Given exercise
Extract each line of the records below that contains the word "healthcare".

Data excerpts:
--- BEGIN ---

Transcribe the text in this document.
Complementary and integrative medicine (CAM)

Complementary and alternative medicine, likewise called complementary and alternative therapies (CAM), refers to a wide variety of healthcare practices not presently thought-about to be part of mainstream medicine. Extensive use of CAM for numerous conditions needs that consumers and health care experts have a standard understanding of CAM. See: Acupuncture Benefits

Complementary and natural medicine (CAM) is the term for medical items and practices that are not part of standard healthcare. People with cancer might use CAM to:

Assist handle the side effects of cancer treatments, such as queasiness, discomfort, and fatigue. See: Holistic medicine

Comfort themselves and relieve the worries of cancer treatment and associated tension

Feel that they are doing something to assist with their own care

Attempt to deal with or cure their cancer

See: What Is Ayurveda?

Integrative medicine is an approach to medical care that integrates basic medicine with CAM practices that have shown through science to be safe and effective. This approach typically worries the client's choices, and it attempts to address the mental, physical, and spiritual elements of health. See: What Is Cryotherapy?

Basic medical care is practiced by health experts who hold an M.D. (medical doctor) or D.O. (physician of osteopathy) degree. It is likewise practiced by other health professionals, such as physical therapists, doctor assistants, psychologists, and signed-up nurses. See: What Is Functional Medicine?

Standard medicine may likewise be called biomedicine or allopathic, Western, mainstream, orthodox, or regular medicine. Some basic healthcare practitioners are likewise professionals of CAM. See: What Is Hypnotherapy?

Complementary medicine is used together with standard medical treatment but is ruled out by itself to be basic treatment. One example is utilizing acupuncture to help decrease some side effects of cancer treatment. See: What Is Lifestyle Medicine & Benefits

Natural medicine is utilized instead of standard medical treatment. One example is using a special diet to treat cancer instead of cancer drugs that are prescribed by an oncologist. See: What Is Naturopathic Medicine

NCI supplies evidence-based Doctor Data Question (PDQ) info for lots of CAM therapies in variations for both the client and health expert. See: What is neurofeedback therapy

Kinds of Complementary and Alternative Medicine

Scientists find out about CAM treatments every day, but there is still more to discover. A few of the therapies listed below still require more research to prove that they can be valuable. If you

--- END ---

Result of this task
Complementary and alternative medicine, likewise called complementary and alternative therapies (CAM), refers to a wide variety of healthcare practices not presently thought-about to be part of mainstream medicine. Extensive use of CAM for numerous conditions needs that consumers and health care experts have a standard understanding of CAM. See: Acupuncture Benefits
Complementary and natural medicine (CAM) is the term for medical items and practices that are not part of standard healthcare. People with cancer might use CAM to:
Standard medicine may likewise be called biomedicine or allopathic, Western, mainstream, orthodox, or regular medicine. Some basic healthcare practitioners are likewise professionals of CAM. See: What Is Hypnotherapy?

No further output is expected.